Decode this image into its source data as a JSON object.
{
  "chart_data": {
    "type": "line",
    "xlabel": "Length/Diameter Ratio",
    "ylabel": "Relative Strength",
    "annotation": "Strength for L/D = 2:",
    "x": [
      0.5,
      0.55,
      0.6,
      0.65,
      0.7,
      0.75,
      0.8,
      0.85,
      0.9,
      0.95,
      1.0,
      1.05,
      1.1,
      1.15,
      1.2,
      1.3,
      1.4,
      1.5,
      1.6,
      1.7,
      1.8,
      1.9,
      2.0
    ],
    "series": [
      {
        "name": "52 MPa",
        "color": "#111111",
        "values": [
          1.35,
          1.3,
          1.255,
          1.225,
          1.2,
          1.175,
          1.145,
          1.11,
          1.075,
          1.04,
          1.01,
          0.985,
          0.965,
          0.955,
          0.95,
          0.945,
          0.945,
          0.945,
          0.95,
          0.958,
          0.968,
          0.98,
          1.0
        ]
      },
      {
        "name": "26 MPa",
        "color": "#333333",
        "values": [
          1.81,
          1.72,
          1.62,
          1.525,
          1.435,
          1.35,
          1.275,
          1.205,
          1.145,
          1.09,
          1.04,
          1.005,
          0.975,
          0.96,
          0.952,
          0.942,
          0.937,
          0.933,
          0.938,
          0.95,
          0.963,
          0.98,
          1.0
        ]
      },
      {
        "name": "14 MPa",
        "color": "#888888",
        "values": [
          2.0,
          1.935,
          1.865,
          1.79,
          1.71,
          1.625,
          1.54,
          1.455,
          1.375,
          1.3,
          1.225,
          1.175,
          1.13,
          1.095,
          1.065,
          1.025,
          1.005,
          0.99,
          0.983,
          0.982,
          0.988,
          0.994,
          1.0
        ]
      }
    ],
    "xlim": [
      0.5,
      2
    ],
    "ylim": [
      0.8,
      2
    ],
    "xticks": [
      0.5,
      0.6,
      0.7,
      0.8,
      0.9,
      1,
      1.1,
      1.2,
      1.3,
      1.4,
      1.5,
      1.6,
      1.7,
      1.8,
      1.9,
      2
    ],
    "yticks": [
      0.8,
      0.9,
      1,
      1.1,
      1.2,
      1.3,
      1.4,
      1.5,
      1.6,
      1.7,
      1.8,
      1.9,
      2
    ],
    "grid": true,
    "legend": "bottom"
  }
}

> **EXERCISE BRIEF**
Answer with one number: how many lines of the entries above include the word "Strength".

> **SOLUTION FOR THIS TASK**
2